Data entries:
============================================================

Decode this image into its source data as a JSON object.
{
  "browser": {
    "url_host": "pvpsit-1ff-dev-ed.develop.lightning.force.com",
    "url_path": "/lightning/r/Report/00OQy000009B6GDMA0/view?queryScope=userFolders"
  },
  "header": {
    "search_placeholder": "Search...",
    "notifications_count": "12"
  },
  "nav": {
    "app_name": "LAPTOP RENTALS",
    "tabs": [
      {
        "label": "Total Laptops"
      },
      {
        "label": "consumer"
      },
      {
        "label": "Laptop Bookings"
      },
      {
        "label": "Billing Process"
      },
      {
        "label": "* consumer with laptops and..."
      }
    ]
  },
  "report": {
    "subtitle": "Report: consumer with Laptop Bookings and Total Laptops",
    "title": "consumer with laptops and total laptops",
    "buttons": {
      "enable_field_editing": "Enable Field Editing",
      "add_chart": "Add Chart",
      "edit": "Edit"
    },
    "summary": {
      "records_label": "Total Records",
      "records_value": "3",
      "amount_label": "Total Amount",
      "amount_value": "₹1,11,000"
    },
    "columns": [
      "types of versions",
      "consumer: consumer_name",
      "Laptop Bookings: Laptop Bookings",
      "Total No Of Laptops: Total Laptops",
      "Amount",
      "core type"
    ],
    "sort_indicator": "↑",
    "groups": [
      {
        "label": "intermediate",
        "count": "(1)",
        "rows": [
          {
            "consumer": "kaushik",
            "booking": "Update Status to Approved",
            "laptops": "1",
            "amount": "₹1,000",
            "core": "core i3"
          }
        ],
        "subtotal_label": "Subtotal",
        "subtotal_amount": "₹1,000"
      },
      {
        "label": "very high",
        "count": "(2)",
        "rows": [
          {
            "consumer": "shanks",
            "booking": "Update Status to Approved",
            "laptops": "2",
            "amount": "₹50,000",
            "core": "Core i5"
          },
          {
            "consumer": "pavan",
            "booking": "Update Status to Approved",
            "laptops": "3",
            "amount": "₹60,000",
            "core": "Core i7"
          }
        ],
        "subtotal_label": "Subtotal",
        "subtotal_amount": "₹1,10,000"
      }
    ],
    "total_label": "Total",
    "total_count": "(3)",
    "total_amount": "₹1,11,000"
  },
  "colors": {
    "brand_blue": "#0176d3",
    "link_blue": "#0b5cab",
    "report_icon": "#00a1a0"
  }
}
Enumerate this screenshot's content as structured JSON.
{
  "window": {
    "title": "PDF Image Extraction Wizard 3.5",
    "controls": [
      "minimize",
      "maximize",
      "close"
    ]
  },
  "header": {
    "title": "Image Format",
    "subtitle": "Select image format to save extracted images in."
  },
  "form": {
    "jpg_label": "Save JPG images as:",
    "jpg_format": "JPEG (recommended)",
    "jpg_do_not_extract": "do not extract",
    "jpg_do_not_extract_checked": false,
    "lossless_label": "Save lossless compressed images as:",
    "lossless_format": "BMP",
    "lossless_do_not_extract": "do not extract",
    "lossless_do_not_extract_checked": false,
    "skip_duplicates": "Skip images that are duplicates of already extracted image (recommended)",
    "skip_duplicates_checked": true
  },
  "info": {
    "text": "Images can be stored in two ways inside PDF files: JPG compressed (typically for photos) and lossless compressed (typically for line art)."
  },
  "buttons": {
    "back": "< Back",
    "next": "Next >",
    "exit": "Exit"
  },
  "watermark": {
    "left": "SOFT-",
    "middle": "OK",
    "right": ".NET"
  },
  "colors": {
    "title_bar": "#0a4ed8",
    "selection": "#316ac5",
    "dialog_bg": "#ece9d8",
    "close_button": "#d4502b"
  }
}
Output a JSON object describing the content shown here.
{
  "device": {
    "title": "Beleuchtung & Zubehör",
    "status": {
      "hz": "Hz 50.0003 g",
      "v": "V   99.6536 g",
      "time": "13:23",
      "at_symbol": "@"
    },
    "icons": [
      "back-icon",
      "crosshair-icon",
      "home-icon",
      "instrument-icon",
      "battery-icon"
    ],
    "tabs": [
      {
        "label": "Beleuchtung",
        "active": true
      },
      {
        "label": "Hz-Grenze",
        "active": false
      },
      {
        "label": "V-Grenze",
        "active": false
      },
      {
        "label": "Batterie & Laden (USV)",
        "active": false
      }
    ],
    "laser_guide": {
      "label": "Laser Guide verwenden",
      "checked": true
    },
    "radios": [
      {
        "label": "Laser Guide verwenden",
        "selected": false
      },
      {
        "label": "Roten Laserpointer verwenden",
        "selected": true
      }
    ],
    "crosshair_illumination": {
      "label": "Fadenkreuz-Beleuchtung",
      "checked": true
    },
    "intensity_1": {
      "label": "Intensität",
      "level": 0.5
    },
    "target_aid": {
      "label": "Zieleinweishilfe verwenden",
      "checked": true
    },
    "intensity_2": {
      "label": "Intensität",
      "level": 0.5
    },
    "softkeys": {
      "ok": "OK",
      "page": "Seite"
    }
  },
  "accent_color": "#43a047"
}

============================================================

- [To do]: Repeat the material above in full, exactly as it stands.

- [Exercise result]:
Decode this image into its source data as a JSON object.
{
  "browser": {
    "url_host": "pvpsit-1ff-dev-ed.develop.lightning.force.com",
    "url_path": "/lightning/r/Report/00OQy000009B6GDMA0/view?queryScope=userFolders"
  },
  "header": {
    "search_placeholder": "Search...",
    "notifications_count": "12"
  },
  "nav": {
    "app_name": "LAPTOP RENTALS",
    "tabs": [
      {
        "label": "Total Laptops"
      },
      {
        "label": "consumer"
      },
      {
        "label": "Laptop Bookings"
      },
      {
        "label": "Billing Process"
      },
      {
        "label": "* consumer with laptops and..."
      }
    ]
  },
  "report": {
    "subtitle": "Report: consumer with Laptop Bookings and Total Laptops",
    "title": "consumer with laptops and total laptops",
    "buttons": {
      "enable_field_editing": "Enable Field Editing",
      "add_chart": "Add Chart",
      "edit": "Edit"
    },
    "summary": {
      "records_label": "Total Records",
      "records_value": "3",
      "amount_label": "Total Amount",
      "amount_value": "₹1,11,000"
    },
    "columns": [
      "types of versions",
      "consumer: consumer_name",
      "Laptop Bookings: Laptop Bookings",
      "Total No Of Laptops: Total Laptops",
      "Amount",
      "core type"
    ],
    "sort_indicator": "↑",
    "groups": [
      {
        "label": "intermediate",
        "count": "(1)",
        "rows": [
          {
            "consumer": "kaushik",
            "booking": "Update Status to Approved",
            "laptops": "1",
            "amount": "₹1,000",
            "core": "core i3"
          }
        ],
        "subtotal_label": "Subtotal",
        "subtotal_amount": "₹1,000"
      },
      {
        "label": "very high",
        "count": "(2)",
        "rows": [
          {
            "consumer": "shanks",
            "booking": "Update Status to Approved",
            "laptops": "2",
            "amount": "₹50,000",
            "core": "Core i5"
          },
          {
            "consumer": "pavan",
            "booking": "Update Status to Approved",
            "laptops": "3",
            "amount": "₹60,000",
            "core": "Core i7"
          }
        ],
        "subtotal_label": "Subtotal",
        "subtotal_amount": "₹1,10,000"
      }
    ],
    "total_label": "Total",
    "total_count": "(3)",
    "total_amount": "₹1,11,000"
  },
  "colors": {
    "brand_blue": "#0176d3",
    "link_blue": "#0b5cab",
    "report_icon": "#00a1a0"
  }
}
Enumerate this screenshot's content as structured JSON.
{
  "window": {
    "title": "PDF Image Extraction Wizard 3.5",
    "controls": [
      "minimize",
      "maximize",
      "close"
    ]
  },
  "header": {
    "title": "Image Format",
    "subtitle": "Select image format to save extracted images in."
  },
  "form": {
    "jpg_label": "Save JPG images as:",
    "jpg_format": "JPEG (recommended)",
    "jpg_do_not_extract": "do not extract",
    "jpg_do_not_extract_checked": false,
    "lossless_label": "Save lossless compressed images as:",
    "lossless_format": "BMP",
    "lossless_do_not_extract": "do not extract",
    "lossless_do_not_extract_checked": false,
    "skip_duplicates": "Skip images that are duplicates of already extracted image (recommended)",
    "skip_duplicates_checked": true
  },
  "info": {
    "text": "Images can be stored in two ways inside PDF files: JPG compressed (typically for photos) and lossless compressed (typically for line art)."
  },
  "buttons": {
    "back": "< Back",
    "next": "Next >",
    "exit": "Exit"
  },
  "watermark": {
    "left": "SOFT-",
    "middle": "OK",
    "right": ".NET"
  },
  "colors": {
    "title_bar": "#0a4ed8",
    "selection": "#316ac5",
    "dialog_bg": "#ece9d8",
    "close_button": "#d4502b"
  }
}
Output a JSON object describing the content shown here.
{
  "device": {
    "title": "Beleuchtung & Zubehör",
    "status": {
      "hz": "Hz 50.0003 g",
      "v": "V   99.6536 g",
      "time": "13:23",
      "at_symbol": "@"
    },
    "icons": [
      "back-icon",
      "crosshair-icon",
      "home-icon",
      "instrument-icon",
      "battery-icon"
    ],
    "tabs": [
      {
        "label": "Beleuchtung",
        "active": true
      },
      {
        "label": "Hz-Grenze",
        "active": false
      },
      {
        "label": "V-Grenze",
        "active": false
      },
      {
        "label": "Batterie & Laden (USV)",
        "active": false
      }
    ],
    "laser_guide": {
      "label": "Laser Guide verwenden",
      "checked": true
    },
    "radios": [
      {
        "label": "Laser Guide verwenden",
        "selected": false
      },
      {
        "label": "Roten Laserpointer verwenden",
        "selected": true
      }
    ],
    "crosshair_illumination": {
      "label": "Fadenkreuz-Beleuchtung",
      "checked": true
    },
    "intensity_1": {
      "label": "Intensität",
      "level": 0.5
    },
    "target_aid": {
      "label": "Zieleinweishilfe verwenden",
      "checked": true
    },
    "intensity_2": {
      "label": "Intensität",
      "level": 0.5
    },
    "softkeys": {
      "ok": "OK",
      "page": "Seite"
    }
  },
  "accent_color": "#43a047"
}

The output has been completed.